▶ _WHAT THIS TASK INVOLVES_: Out of the lines below, please list those that hold the string "National".

## BEGIN

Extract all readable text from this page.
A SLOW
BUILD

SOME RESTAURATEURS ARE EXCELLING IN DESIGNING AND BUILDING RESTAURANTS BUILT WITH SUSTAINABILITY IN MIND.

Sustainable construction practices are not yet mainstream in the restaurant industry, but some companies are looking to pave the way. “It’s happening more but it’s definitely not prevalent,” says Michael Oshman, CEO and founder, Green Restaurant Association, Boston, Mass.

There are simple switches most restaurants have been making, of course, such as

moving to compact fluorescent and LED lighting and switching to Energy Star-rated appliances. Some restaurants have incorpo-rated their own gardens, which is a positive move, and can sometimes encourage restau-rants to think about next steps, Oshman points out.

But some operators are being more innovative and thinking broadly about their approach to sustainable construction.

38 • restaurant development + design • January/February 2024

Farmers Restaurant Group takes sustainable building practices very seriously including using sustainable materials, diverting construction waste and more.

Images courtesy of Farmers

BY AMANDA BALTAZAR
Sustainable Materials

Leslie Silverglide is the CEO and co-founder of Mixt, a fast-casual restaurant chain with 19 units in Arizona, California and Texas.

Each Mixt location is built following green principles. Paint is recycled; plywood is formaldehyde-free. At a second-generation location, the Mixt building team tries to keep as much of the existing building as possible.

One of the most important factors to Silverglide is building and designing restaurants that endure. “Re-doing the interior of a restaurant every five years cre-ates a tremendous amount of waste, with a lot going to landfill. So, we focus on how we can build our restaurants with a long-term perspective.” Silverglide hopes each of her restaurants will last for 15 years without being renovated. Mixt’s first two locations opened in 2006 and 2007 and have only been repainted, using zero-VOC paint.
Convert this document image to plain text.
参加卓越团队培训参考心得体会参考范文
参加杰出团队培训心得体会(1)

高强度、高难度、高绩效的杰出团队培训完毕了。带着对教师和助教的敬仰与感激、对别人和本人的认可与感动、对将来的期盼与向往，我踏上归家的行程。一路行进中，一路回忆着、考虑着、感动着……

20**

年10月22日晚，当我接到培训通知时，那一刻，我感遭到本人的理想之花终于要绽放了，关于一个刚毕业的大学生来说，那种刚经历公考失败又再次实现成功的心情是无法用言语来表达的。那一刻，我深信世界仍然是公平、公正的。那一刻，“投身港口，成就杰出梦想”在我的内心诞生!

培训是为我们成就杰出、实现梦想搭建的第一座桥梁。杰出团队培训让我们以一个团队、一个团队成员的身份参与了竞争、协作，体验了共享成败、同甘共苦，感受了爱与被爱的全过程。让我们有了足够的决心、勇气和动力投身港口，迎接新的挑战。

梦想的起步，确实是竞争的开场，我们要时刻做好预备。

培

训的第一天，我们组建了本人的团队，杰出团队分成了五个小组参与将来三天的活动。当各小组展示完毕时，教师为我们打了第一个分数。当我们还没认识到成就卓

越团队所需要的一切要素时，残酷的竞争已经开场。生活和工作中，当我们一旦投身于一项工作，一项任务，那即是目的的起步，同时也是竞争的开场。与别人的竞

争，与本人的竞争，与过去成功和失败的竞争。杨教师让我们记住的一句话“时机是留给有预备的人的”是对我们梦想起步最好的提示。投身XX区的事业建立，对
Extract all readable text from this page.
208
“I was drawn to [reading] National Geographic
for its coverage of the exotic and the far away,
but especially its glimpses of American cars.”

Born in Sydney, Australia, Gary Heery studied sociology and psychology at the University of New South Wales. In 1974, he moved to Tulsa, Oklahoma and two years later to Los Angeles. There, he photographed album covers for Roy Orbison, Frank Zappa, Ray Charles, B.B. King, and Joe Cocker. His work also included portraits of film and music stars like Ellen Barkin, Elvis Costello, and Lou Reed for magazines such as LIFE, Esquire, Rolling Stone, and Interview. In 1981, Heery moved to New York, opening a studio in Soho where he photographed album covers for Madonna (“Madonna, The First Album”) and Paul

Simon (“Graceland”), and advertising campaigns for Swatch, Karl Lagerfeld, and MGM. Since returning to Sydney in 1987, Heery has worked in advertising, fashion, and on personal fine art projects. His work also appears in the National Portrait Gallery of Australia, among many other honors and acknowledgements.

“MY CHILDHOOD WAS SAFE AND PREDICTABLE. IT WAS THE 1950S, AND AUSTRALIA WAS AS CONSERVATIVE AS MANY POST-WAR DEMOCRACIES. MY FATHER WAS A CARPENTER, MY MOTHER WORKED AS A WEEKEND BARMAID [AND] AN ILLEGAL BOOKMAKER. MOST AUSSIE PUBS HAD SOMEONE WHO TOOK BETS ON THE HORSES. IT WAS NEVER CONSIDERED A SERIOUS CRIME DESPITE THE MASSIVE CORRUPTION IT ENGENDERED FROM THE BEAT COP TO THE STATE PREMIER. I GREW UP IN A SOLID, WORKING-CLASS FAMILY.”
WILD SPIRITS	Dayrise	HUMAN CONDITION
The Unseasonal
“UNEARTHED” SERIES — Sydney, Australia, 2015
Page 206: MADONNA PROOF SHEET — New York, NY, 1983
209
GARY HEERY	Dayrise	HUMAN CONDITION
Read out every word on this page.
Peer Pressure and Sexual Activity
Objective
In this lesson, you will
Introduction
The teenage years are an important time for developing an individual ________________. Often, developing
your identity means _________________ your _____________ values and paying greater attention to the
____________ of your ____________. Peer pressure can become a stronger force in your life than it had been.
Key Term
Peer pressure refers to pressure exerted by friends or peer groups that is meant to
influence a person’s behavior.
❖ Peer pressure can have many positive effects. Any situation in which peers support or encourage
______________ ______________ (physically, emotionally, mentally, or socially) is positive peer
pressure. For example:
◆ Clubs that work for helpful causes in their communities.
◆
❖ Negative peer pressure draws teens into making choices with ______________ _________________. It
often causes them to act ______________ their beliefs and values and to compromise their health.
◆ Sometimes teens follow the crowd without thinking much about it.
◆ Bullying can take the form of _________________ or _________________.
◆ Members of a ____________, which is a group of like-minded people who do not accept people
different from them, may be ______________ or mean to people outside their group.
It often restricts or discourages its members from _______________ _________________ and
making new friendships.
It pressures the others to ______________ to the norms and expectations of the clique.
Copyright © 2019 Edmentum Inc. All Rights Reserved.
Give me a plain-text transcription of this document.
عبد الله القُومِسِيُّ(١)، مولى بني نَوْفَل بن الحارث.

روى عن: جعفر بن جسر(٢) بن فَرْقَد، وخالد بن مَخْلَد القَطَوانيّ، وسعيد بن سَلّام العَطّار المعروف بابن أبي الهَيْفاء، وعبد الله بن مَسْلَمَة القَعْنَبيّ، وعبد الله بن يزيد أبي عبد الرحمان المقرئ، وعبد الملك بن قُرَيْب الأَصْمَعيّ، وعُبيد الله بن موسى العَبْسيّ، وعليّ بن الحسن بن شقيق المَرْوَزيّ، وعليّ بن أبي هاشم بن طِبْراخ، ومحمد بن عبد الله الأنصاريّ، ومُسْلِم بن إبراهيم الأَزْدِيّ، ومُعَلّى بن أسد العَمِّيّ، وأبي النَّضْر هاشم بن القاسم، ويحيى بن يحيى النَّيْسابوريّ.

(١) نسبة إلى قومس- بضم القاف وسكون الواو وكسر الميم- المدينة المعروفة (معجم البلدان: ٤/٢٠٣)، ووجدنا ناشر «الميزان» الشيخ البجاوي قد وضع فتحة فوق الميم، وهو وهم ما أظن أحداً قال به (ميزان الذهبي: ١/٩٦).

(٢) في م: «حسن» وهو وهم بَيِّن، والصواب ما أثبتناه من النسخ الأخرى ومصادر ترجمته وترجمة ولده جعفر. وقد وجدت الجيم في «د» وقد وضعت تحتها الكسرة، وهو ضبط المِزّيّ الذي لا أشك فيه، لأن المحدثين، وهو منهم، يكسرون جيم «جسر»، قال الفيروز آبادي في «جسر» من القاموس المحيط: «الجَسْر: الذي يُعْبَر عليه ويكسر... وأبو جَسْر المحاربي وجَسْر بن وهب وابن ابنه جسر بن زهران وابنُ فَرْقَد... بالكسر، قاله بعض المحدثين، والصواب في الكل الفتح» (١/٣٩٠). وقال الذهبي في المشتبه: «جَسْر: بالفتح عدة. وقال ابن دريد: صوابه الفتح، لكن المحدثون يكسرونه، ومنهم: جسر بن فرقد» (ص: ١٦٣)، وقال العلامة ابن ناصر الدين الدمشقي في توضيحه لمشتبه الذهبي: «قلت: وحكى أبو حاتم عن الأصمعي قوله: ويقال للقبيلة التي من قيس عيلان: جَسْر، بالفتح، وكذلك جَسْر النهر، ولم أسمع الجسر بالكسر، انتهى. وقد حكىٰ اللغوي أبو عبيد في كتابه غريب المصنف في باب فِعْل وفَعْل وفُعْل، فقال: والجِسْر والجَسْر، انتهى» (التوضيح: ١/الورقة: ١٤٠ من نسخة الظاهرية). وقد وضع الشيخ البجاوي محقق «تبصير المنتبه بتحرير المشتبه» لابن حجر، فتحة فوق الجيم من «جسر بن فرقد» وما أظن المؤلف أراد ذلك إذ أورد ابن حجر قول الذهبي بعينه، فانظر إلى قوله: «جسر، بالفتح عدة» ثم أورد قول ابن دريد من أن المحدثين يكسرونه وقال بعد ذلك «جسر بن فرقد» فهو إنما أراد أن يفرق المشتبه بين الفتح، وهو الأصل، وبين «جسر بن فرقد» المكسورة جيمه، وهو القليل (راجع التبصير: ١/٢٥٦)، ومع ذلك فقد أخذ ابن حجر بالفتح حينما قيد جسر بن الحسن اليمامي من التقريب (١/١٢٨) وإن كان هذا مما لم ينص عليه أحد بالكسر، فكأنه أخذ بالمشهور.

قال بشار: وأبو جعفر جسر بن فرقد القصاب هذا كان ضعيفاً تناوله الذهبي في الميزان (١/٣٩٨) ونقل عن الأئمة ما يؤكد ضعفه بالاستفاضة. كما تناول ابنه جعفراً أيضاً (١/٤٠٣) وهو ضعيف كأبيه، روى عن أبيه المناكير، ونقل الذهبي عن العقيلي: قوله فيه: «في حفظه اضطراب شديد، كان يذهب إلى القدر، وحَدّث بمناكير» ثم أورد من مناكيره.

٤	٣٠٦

## END

▶ _SOLVED EXERCISE_:
“I was drawn to [reading] National Geographic
Simon (“Graceland”), and advertising campaigns for Swatch, Karl Lagerfeld, and MGM. Since returning to Sydney in 1987, Heery has worked in advertising, fashion, and on personal fine art projects. His work also appears in the National Portrait Gallery of Australia, among many other honors and acknowledgements.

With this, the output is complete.